■ INPUT RECORDS:
----------

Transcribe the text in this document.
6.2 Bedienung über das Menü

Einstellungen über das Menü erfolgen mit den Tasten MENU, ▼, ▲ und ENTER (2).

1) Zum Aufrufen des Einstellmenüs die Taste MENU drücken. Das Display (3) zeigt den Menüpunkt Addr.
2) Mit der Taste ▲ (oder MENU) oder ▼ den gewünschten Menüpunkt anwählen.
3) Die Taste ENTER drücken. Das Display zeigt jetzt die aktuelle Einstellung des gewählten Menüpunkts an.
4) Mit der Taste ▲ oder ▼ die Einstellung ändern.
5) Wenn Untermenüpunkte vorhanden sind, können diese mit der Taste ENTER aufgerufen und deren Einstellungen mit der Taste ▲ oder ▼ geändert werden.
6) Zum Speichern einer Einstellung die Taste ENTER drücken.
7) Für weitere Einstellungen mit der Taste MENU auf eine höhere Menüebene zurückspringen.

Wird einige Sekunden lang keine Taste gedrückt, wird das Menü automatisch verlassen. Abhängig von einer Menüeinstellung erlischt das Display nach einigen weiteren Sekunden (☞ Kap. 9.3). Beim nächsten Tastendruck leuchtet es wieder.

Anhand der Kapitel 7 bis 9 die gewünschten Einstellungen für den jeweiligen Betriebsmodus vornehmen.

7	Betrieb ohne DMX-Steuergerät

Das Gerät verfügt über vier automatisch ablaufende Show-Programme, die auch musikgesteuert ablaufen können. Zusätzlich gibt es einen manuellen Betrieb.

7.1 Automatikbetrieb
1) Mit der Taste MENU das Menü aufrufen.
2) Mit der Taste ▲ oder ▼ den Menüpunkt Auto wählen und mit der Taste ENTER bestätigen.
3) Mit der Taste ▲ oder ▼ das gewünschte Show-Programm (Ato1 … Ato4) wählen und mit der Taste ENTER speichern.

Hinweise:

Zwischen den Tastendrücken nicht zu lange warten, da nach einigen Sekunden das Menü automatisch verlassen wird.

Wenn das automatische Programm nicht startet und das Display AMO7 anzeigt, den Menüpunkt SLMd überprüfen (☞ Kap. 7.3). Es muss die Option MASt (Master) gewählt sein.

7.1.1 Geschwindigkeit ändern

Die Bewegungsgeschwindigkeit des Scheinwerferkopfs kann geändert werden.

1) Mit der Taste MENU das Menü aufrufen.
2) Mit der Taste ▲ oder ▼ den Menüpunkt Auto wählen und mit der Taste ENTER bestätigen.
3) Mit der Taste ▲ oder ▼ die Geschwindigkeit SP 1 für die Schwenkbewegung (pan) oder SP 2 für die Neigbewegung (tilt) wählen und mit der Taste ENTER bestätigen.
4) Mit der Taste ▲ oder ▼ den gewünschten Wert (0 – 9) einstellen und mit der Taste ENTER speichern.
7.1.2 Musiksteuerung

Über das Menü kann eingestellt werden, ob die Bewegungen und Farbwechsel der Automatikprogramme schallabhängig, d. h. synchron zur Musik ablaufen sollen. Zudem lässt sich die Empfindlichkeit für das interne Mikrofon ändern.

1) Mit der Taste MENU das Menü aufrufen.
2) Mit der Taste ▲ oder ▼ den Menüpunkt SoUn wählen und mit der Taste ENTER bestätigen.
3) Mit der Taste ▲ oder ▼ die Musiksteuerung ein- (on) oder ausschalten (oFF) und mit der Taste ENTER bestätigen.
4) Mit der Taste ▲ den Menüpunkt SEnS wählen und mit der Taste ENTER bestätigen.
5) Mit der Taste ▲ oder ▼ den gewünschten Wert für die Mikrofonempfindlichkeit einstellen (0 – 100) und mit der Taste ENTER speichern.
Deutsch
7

----------

Extract the complete set of records unchanged.

■ TASK RESULT:
Transcribe the text in this document.
6.2 Bedienung über das Menü

Einstellungen über das Menü erfolgen mit den Tasten MENU, ▼, ▲ und ENTER (2).

1) Zum Aufrufen des Einstellmenüs die Taste MENU drücken. Das Display (3) zeigt den Menüpunkt Addr.
2) Mit der Taste ▲ (oder MENU) oder ▼ den gewünschten Menüpunkt anwählen.
3) Die Taste ENTER drücken. Das Display zeigt jetzt die aktuelle Einstellung des gewählten Menüpunkts an.
4) Mit der Taste ▲ oder ▼ die Einstellung ändern.
5) Wenn Untermenüpunkte vorhanden sind, können diese mit der Taste ENTER aufgerufen und deren Einstellungen mit der Taste ▲ oder ▼ geändert werden.
6) Zum Speichern einer Einstellung die Taste ENTER drücken.
7) Für weitere Einstellungen mit der Taste MENU auf eine höhere Menüebene zurückspringen.

Wird einige Sekunden lang keine Taste gedrückt, wird das Menü automatisch verlassen. Abhängig von einer Menüeinstellung erlischt das Display nach einigen weiteren Sekunden (☞ Kap. 9.3). Beim nächsten Tastendruck leuchtet es wieder.

Anhand der Kapitel 7 bis 9 die gewünschten Einstellungen für den jeweiligen Betriebsmodus vornehmen.

7	Betrieb ohne DMX-Steuergerät

Das Gerät verfügt über vier automatisch ablaufende Show-Programme, die auch musikgesteuert ablaufen können. Zusätzlich gibt es einen manuellen Betrieb.

7.1 Automatikbetrieb
1) Mit der Taste MENU das Menü aufrufen.
2) Mit der Taste ▲ oder ▼ den Menüpunkt Auto wählen und mit der Taste ENTER bestätigen.
3) Mit der Taste ▲ oder ▼ das gewünschte Show-Programm (Ato1 … Ato4) wählen und mit der Taste ENTER speichern.

Hinweise:

Zwischen den Tastendrücken nicht zu lange warten, da nach einigen Sekunden das Menü automatisch verlassen wird.

Wenn das automatische Programm nicht startet und das Display AMO7 anzeigt, den Menüpunkt SLMd überprüfen (☞ Kap. 7.3). Es muss die Option MASt (Master) gewählt sein.

7.1.1 Geschwindigkeit ändern

Die Bewegungsgeschwindigkeit des Scheinwerferkopfs kann geändert werden.

1) Mit der Taste MENU das Menü aufrufen.
2) Mit der Taste ▲ oder ▼ den Menüpunkt Auto wählen und mit der Taste ENTER bestätigen.
3) Mit der Taste ▲ oder ▼ die Geschwindigkeit SP 1 für die Schwenkbewegung (pan) oder SP 2 für die Neigbewegung (tilt) wählen und mit der Taste ENTER bestätigen.
4) Mit der Taste ▲ oder ▼ den gewünschten Wert (0 – 9) einstellen und mit der Taste ENTER speichern.
7.1.2 Musiksteuerung

Über das Menü kann eingestellt werden, ob die Bewegungen und Farbwechsel der Automatikprogramme schallabhängig, d. h. synchron zur Musik ablaufen sollen. Zudem lässt sich die Empfindlichkeit für das interne Mikrofon ändern.

1) Mit der Taste MENU das Menü aufrufen.
2) Mit der Taste ▲ oder ▼ den Menüpunkt SoUn wählen und mit der Taste ENTER bestätigen.
3) Mit der Taste ▲ oder ▼ die Musiksteuerung ein- (on) oder ausschalten (oFF) und mit der Taste ENTER bestätigen.
4) Mit der Taste ▲ den Menüpunkt SEnS wählen und mit der Taste ENTER bestätigen.
5) Mit der Taste ▲ oder ▼ den gewünschten Wert für die Mikrofonempfindlichkeit einstellen (0 – 100) und mit der Taste ENTER speichern.
Deutsch
7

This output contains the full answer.